**TASK REQUIREMENTS:**
Select the lines that hold the word "Distance" and copy each one.

>>>>

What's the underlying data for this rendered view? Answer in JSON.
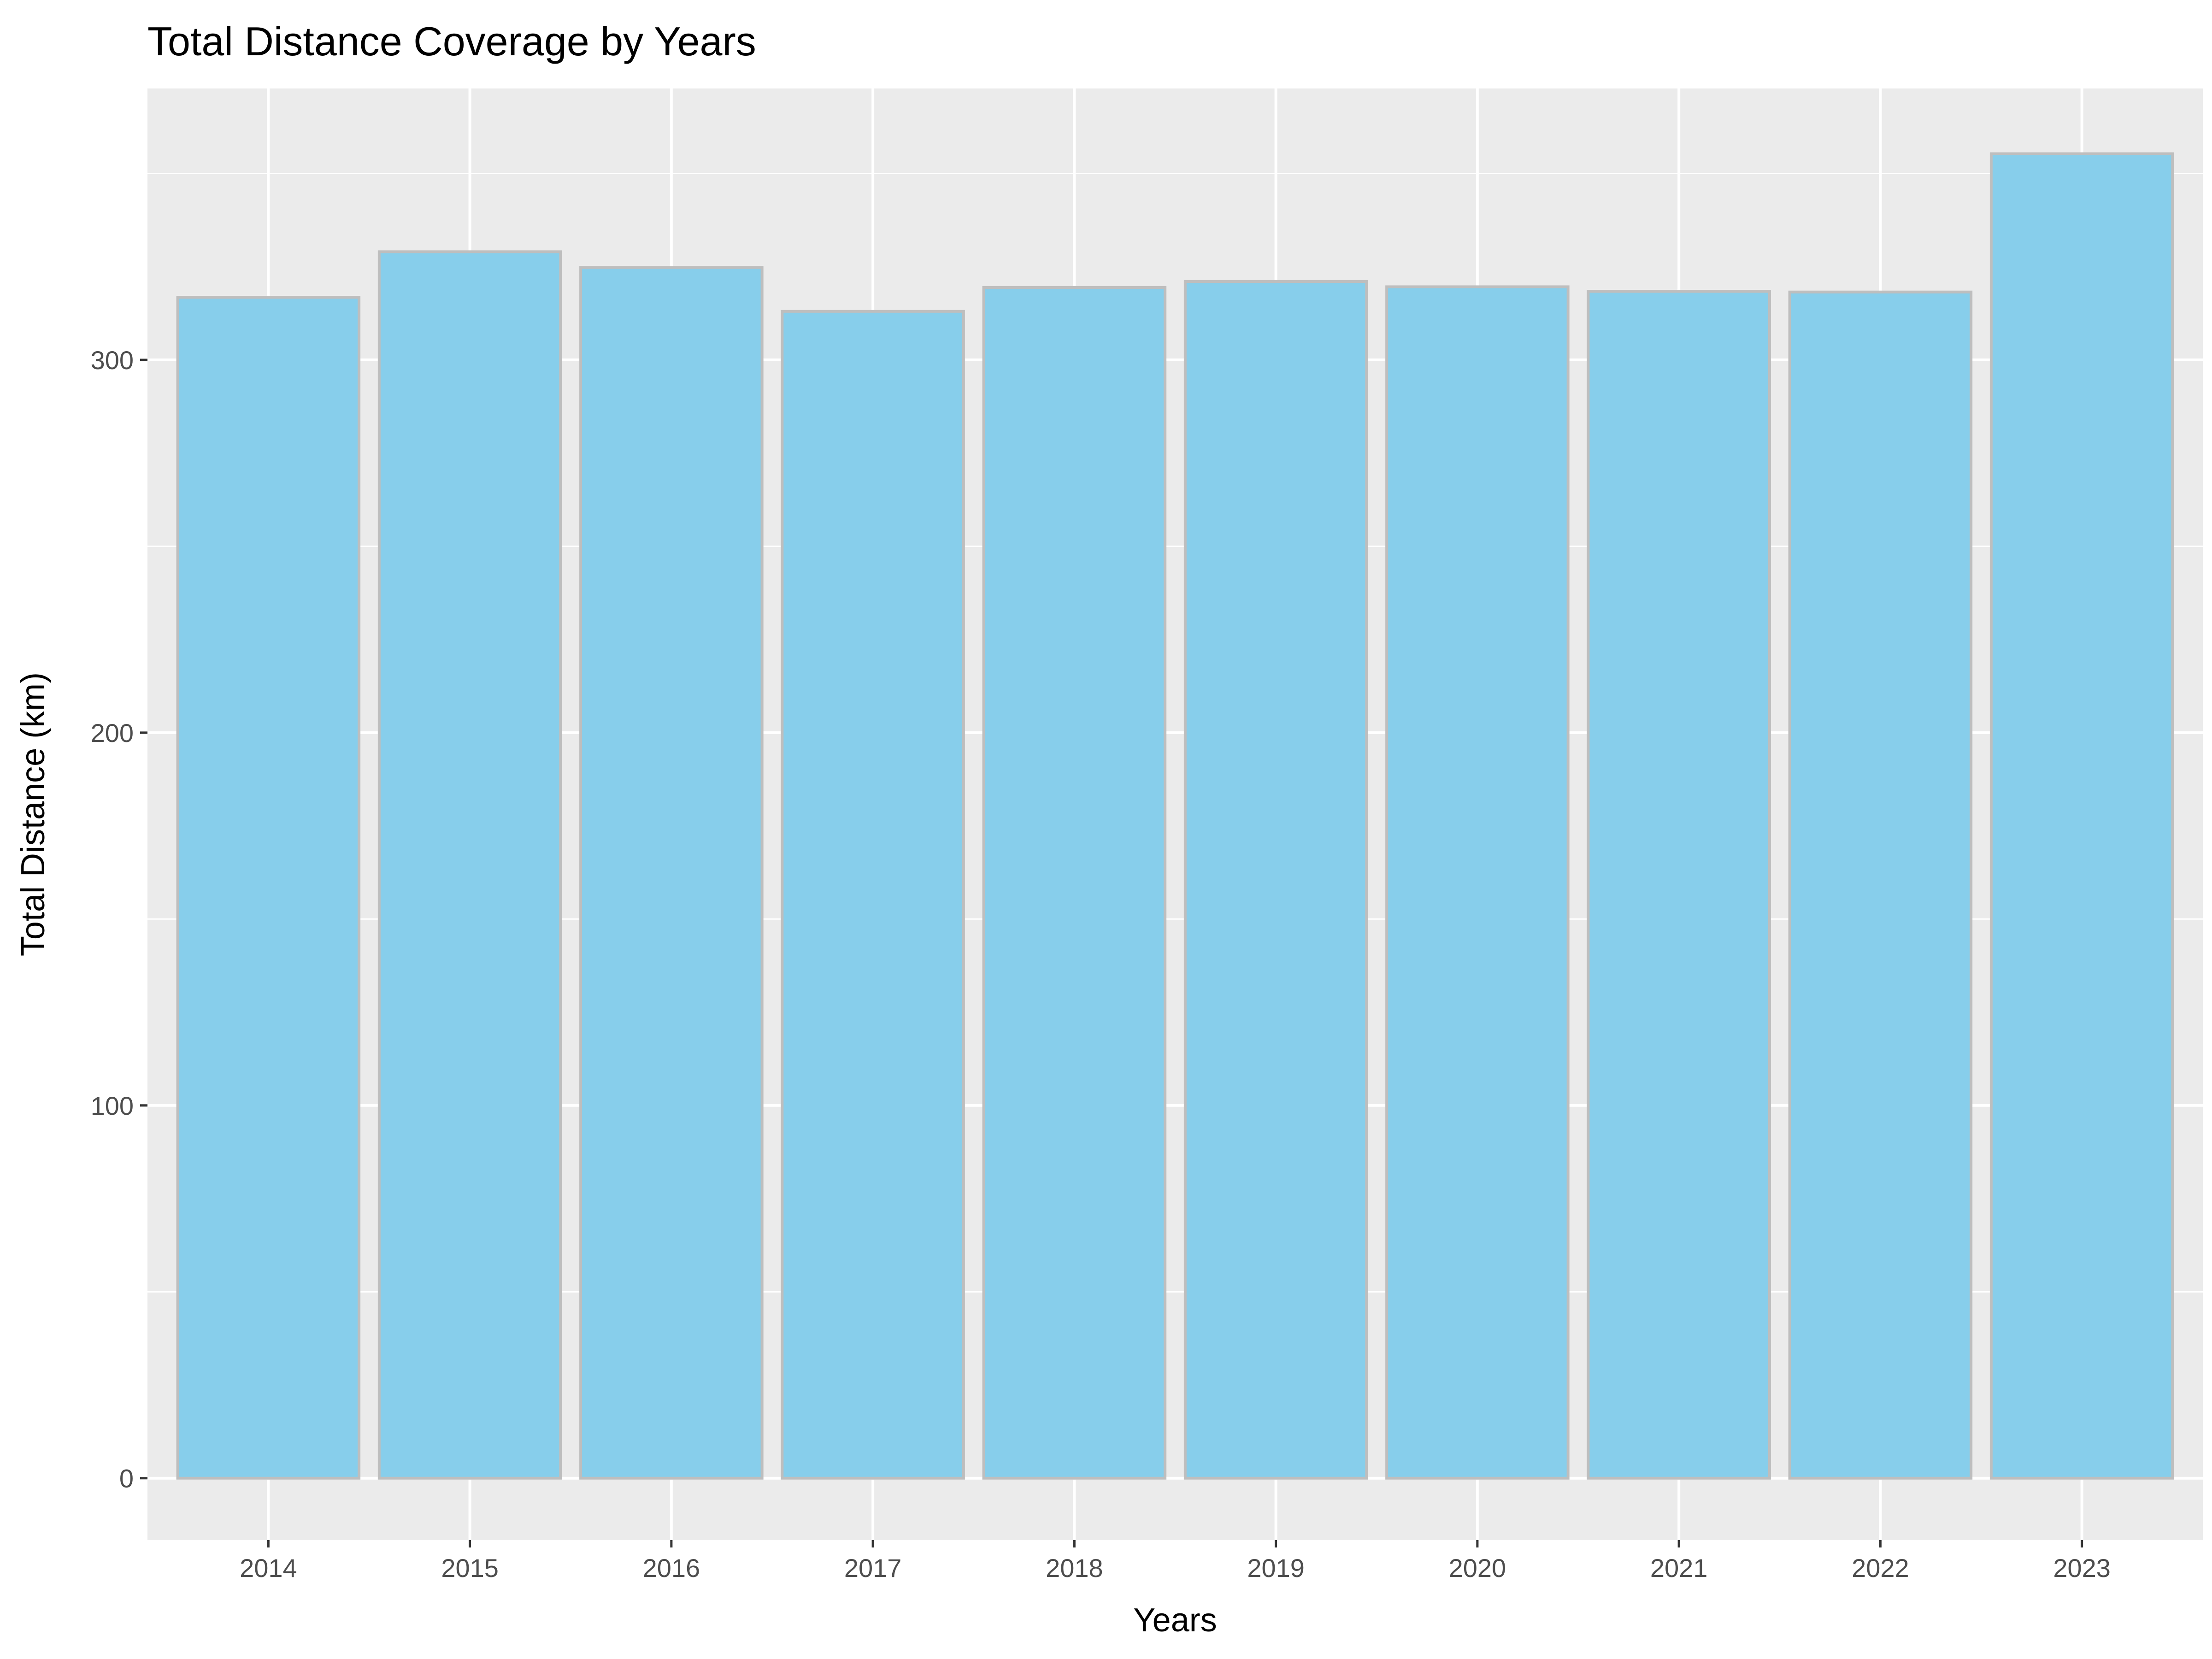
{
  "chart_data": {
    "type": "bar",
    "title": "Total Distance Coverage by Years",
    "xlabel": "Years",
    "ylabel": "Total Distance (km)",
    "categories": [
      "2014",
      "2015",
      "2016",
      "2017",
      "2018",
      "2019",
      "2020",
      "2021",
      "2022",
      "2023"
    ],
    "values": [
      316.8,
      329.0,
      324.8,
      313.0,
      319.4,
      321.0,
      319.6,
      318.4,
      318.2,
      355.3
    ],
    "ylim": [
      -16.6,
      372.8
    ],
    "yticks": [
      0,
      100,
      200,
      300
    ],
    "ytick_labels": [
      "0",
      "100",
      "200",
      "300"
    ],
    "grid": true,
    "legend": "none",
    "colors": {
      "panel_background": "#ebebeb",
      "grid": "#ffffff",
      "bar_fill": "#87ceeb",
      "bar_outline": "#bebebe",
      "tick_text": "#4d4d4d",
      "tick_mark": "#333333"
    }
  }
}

<<<<

**REPLY TO THE TASK:**
    "title": "Total Distance Coverage by Years",
    "ylabel": "Total Distance (km)",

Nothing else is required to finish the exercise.